Data provided -
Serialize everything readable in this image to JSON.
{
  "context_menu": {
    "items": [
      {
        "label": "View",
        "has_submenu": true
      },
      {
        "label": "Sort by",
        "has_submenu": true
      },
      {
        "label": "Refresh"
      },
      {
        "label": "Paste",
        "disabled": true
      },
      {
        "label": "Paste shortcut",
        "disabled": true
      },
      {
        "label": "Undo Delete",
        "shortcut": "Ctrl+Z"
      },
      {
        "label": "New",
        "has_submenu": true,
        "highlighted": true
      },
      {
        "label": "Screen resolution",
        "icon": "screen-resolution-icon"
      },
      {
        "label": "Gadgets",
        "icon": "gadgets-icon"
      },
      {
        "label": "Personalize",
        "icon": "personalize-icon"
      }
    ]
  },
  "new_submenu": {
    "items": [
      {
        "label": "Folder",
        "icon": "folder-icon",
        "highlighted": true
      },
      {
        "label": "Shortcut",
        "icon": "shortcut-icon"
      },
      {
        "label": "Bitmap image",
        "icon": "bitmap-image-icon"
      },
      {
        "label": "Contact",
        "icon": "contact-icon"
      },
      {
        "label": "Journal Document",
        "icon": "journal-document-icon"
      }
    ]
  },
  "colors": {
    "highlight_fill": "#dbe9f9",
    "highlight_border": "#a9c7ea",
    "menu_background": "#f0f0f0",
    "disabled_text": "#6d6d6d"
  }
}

Given task -
Return all of the data precisely as it appears.

Task solution -
Serialize everything readable in this image to JSON.
{
  "context_menu": {
    "items": [
      {
        "label": "View",
        "has_submenu": true
      },
      {
        "label": "Sort by",
        "has_submenu": true
      },
      {
        "label": "Refresh"
      },
      {
        "label": "Paste",
        "disabled": true
      },
      {
        "label": "Paste shortcut",
        "disabled": true
      },
      {
        "label": "Undo Delete",
        "shortcut": "Ctrl+Z"
      },
      {
        "label": "New",
        "has_submenu": true,
        "highlighted": true
      },
      {
        "label": "Screen resolution",
        "icon": "screen-resolution-icon"
      },
      {
        "label": "Gadgets",
        "icon": "gadgets-icon"
      },
      {
        "label": "Personalize",
        "icon": "personalize-icon"
      }
    ]
  },
  "new_submenu": {
    "items": [
      {
        "label": "Folder",
        "icon": "folder-icon",
        "highlighted": true
      },
      {
        "label": "Shortcut",
        "icon": "shortcut-icon"
      },
      {
        "label": "Bitmap image",
        "icon": "bitmap-image-icon"
      },
      {
        "label": "Contact",
        "icon": "contact-icon"
      },
      {
        "label": "Journal Document",
        "icon": "journal-document-icon"
      }
    ]
  },
  "colors": {
    "highlight_fill": "#dbe9f9",
    "highlight_border": "#a9c7ea",
    "menu_background": "#f0f0f0",
    "disabled_text": "#6d6d6d"
  }
}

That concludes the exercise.